— BEGIN RECORDS SUPPLIED —

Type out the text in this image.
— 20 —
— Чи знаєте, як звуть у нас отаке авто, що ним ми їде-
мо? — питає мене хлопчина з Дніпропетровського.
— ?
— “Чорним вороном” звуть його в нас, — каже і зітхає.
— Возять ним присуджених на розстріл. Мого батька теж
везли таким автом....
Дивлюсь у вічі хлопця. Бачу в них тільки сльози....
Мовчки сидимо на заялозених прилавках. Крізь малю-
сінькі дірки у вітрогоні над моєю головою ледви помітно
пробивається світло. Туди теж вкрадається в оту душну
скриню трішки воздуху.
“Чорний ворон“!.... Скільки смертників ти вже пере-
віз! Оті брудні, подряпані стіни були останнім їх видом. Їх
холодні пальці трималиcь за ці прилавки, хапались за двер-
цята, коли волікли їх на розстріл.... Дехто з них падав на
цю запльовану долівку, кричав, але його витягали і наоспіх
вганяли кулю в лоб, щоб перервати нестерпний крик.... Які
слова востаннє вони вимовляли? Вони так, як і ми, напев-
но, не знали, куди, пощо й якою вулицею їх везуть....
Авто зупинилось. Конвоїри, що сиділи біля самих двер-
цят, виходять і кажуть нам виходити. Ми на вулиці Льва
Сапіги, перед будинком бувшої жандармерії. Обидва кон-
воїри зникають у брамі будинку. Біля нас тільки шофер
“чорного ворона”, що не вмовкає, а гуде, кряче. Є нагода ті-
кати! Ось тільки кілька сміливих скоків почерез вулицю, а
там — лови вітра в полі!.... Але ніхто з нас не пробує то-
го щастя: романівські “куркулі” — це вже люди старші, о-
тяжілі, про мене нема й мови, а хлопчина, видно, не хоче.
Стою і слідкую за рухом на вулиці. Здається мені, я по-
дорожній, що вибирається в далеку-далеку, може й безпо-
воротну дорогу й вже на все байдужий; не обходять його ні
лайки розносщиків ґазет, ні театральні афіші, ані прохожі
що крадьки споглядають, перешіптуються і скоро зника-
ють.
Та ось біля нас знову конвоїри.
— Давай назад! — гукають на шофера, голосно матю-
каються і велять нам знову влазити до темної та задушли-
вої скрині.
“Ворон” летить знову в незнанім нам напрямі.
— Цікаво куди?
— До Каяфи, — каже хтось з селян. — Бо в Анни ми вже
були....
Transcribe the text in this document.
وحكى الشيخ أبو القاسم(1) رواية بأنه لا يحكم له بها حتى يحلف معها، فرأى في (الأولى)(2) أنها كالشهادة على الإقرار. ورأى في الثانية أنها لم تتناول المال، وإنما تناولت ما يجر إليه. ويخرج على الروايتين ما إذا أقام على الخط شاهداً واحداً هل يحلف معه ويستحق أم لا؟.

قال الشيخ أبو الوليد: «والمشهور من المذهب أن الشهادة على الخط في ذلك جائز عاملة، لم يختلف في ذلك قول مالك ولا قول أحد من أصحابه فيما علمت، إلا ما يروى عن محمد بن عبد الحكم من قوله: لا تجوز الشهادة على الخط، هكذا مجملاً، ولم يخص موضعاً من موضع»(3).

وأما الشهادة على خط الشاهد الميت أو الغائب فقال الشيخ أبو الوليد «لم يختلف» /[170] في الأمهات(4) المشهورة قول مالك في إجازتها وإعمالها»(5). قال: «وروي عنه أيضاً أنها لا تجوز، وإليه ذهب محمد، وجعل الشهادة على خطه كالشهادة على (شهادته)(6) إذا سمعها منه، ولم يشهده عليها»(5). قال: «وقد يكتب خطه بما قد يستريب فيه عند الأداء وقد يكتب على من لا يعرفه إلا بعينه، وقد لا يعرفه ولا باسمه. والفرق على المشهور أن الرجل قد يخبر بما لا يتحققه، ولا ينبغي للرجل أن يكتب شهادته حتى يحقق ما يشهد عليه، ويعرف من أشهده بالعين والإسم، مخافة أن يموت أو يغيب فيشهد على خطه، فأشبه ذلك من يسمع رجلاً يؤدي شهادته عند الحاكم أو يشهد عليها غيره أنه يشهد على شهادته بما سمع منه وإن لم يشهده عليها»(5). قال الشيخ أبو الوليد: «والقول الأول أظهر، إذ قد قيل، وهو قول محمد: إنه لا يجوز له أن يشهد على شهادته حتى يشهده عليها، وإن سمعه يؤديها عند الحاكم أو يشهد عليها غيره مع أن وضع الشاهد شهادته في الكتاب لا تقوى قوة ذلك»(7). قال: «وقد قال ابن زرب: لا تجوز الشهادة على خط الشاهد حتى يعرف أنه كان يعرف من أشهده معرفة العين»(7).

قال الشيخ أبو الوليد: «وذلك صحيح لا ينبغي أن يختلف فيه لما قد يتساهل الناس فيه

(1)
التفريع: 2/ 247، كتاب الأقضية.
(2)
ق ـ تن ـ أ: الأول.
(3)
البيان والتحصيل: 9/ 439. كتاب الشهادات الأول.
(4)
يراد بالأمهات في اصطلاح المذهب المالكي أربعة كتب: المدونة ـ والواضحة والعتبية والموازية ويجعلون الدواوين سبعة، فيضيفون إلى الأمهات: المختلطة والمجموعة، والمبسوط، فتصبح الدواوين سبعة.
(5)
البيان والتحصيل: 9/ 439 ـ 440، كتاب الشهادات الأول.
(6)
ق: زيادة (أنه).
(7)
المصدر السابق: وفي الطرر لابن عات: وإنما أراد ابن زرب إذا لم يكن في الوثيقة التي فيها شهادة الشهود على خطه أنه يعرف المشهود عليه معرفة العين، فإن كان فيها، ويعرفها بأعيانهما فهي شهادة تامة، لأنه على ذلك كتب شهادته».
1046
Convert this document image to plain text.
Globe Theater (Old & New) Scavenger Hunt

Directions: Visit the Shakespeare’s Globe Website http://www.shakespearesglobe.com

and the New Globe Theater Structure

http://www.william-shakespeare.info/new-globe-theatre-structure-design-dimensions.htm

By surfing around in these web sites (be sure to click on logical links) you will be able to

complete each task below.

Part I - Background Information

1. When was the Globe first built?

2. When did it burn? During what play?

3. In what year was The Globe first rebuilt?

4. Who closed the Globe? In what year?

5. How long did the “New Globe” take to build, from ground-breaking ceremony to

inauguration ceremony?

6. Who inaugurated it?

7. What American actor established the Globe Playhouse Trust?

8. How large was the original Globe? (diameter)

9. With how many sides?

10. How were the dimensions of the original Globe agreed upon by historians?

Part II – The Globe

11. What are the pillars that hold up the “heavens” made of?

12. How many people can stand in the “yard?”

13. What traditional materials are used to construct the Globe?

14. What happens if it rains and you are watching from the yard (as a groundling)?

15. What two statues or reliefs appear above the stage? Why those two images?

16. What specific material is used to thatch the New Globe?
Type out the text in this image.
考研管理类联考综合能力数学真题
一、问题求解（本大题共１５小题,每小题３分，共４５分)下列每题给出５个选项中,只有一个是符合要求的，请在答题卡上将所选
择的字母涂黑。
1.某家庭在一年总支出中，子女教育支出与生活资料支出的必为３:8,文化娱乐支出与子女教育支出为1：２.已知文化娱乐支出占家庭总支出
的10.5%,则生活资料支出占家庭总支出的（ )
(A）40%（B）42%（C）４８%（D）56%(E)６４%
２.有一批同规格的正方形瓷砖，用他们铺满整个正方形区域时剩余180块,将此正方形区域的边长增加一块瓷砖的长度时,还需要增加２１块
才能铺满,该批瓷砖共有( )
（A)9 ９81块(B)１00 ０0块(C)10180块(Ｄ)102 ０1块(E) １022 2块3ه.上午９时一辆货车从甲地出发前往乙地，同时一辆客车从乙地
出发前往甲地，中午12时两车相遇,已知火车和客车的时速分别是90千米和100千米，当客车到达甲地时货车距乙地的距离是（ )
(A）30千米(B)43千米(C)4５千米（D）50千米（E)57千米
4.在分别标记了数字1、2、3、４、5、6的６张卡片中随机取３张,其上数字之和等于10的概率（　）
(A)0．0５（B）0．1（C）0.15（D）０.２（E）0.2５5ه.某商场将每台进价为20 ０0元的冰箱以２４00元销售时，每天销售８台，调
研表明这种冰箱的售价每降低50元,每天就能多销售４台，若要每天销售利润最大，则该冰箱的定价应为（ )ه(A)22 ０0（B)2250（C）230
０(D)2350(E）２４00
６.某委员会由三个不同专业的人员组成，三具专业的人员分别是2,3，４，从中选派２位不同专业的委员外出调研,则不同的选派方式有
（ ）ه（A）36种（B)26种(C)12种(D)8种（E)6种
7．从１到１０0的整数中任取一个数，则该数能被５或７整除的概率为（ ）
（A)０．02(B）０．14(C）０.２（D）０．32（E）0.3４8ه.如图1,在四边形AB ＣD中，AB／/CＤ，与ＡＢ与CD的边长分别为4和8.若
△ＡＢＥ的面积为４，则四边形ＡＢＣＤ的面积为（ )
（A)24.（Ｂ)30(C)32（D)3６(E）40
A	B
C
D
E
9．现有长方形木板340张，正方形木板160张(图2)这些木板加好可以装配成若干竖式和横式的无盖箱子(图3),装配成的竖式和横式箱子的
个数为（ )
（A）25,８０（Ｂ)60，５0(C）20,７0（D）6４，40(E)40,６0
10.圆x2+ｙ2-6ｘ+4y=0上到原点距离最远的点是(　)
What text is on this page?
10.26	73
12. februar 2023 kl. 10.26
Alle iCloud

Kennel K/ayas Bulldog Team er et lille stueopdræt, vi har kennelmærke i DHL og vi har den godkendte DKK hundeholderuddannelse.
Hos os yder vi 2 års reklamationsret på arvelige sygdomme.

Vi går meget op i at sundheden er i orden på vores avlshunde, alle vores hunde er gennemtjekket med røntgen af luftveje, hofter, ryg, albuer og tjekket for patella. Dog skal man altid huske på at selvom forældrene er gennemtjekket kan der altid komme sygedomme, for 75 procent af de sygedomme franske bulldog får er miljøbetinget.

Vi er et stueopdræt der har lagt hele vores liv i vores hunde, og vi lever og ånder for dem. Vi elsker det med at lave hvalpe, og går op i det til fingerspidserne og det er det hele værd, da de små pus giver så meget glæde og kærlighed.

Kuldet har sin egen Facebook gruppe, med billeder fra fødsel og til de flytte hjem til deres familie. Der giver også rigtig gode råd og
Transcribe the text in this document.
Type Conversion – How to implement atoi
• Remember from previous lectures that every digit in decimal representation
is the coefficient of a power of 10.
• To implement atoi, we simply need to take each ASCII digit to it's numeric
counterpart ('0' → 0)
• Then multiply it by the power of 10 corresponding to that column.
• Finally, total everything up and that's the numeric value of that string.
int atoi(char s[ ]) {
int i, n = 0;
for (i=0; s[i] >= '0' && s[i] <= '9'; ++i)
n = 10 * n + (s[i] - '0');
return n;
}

— END RECORDS SUPPLIED —

STATED GOAL >>
Filter the records above and return every line that holds the word "звуть".

COMPLETE OUTPUT >>
— Чи знаєте, як звуть у нас отаке авто, що ним ми їде-
— “Чорним вороном” звуть його в нас, — каже і зітхає.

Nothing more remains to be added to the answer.